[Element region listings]
'''

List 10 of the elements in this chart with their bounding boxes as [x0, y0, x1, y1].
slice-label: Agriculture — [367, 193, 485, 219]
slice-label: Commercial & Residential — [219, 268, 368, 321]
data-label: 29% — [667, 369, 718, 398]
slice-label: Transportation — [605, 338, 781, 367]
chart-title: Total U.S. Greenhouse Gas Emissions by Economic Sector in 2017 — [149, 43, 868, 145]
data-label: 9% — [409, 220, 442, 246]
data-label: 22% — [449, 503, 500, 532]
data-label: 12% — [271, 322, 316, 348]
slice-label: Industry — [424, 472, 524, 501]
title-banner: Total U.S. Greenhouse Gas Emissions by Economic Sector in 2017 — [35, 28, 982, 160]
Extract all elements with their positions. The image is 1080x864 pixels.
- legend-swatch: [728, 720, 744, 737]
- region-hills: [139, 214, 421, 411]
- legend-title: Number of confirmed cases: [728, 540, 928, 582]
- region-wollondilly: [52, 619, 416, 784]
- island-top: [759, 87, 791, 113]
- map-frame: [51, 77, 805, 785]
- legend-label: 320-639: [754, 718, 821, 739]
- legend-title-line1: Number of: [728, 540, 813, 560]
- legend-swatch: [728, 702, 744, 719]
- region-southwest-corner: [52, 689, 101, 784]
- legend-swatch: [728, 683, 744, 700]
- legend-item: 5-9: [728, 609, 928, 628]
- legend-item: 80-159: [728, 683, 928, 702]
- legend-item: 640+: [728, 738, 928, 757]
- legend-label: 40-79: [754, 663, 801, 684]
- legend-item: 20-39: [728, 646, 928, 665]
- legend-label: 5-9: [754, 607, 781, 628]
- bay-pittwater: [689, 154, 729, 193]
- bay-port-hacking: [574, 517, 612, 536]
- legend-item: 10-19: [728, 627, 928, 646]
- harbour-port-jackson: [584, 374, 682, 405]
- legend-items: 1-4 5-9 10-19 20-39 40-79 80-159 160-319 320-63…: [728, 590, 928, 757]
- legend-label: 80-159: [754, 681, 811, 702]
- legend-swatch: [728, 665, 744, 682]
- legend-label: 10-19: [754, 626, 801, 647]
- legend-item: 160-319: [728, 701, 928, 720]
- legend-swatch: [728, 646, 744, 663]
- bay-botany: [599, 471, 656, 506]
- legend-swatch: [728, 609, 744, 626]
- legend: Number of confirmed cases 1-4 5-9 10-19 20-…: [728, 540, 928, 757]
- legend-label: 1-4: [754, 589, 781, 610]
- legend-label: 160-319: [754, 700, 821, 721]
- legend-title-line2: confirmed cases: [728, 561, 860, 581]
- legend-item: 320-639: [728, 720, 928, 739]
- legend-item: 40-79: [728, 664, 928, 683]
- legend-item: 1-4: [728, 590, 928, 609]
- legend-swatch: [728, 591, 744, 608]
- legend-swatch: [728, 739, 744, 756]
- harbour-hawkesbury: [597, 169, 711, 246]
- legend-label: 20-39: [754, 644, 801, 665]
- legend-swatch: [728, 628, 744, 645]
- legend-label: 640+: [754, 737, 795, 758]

'''

** YOUR TASK **
Can you copy every one of the entries above, line for line, without changing a single character?

** COMPLETED EXERCISE **
List 10 of the elements in this chart with their bounding boxes as [x0, y0, x1, y1].
slice-label: Agriculture — [367, 193, 485, 219]
slice-label: Commercial & Residential — [219, 268, 368, 321]
data-label: 29% — [667, 369, 718, 398]
slice-label: Transportation — [605, 338, 781, 367]
chart-title: Total U.S. Greenhouse Gas Emissions by Economic Sector in 2017 — [149, 43, 868, 145]
data-label: 9% — [409, 220, 442, 246]
data-label: 22% — [449, 503, 500, 532]
data-label: 12% — [271, 322, 316, 348]
slice-label: Industry — [424, 472, 524, 501]
title-banner: Total U.S. Greenhouse Gas Emissions by Economic Sector in 2017 — [35, 28, 982, 160]
Extract all elements with their positions. The image is 1080x864 pixels.
- legend-swatch: [728, 720, 744, 737]
- region-hills: [139, 214, 421, 411]
- legend-title: Number of confirmed cases: [728, 540, 928, 582]
- region-wollondilly: [52, 619, 416, 784]
- island-top: [759, 87, 791, 113]
- map-frame: [51, 77, 805, 785]
- legend-label: 320-639: [754, 718, 821, 739]
- legend-title-line1: Number of: [728, 540, 813, 560]
- legend-swatch: [728, 702, 744, 719]
- region-southwest-corner: [52, 689, 101, 784]
- legend-swatch: [728, 683, 744, 700]
- legend-item: 5-9: [728, 609, 928, 628]
- legend-item: 80-159: [728, 683, 928, 702]
- legend-item: 640+: [728, 738, 928, 757]
- legend-label: 40-79: [754, 663, 801, 684]
- legend-item: 20-39: [728, 646, 928, 665]
- legend-label: 5-9: [754, 607, 781, 628]
- bay-pittwater: [689, 154, 729, 193]
- bay-port-hacking: [574, 517, 612, 536]
- legend-item: 10-19: [728, 627, 928, 646]
- harbour-port-jackson: [584, 374, 682, 405]
- legend-items: 1-4 5-9 10-19 20-39 40-79 80-159 160-319 320-63…: [728, 590, 928, 757]
- legend-label: 80-159: [754, 681, 811, 702]
- legend-swatch: [728, 665, 744, 682]
- legend-label: 10-19: [754, 626, 801, 647]
- legend-item: 160-319: [728, 701, 928, 720]
- legend-swatch: [728, 646, 744, 663]
- bay-botany: [599, 471, 656, 506]
- legend-swatch: [728, 609, 744, 626]
- legend: Number of confirmed cases 1-4 5-9 10-19 20-…: [728, 540, 928, 757]
- legend-label: 1-4: [754, 589, 781, 610]
- legend-label: 160-319: [754, 700, 821, 721]
- legend-title-line2: confirmed cases: [728, 561, 860, 581]
- legend-item: 320-639: [728, 720, 928, 739]
- legend-item: 40-79: [728, 664, 928, 683]
- legend-item: 1-4: [728, 590, 928, 609]
- legend-swatch: [728, 591, 744, 608]
- legend-swatch: [728, 739, 744, 756]
- harbour-hawkesbury: [597, 169, 711, 246]
- legend-label: 20-39: [754, 644, 801, 665]
- legend-swatch: [728, 628, 744, 645]
- legend-label: 640+: [754, 737, 795, 758]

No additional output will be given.